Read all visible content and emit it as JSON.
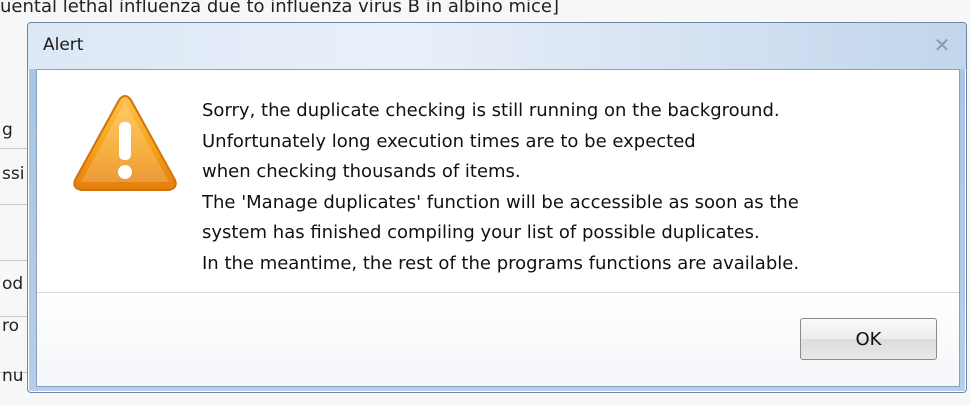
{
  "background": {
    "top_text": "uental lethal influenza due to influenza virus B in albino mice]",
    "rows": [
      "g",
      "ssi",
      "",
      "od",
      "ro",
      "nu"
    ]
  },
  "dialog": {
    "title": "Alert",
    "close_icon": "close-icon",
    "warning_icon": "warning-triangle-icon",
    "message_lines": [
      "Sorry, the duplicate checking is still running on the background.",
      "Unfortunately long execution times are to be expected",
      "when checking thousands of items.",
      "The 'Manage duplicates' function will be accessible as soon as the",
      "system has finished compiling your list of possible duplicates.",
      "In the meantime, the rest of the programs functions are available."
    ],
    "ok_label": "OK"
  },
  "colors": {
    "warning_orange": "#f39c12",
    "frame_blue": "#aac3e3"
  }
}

◇ ◇ ◇ ◇ ◇

Give back the whole listing exactly as it stands. Drop every picture.

Read all visible content and emit it as JSON.
{
  "background": {
    "top_text": "uental lethal influenza due to influenza virus B in albino mice]",
    "rows": [
      "g",
      "ssi",
      "",
      "od",
      "ro",
      "nu"
    ]
  },
  "dialog": {
    "title": "Alert",
    "close_icon": "close-icon",
    "warning_icon": "warning-triangle-icon",
    "message_lines": [
      "Sorry, the duplicate checking is still running on the background.",
      "Unfortunately long execution times are to be expected",
      "when checking thousands of items.",
      "The 'Manage duplicates' function will be accessible as soon as the",
      "system has finished compiling your list of possible duplicates.",
      "In the meantime, the rest of the programs functions are available."
    ],
    "ok_label": "OK"
  },
  "colors": {
    "warning_orange": "#f39c12",
    "frame_blue": "#aac3e3"
  }
}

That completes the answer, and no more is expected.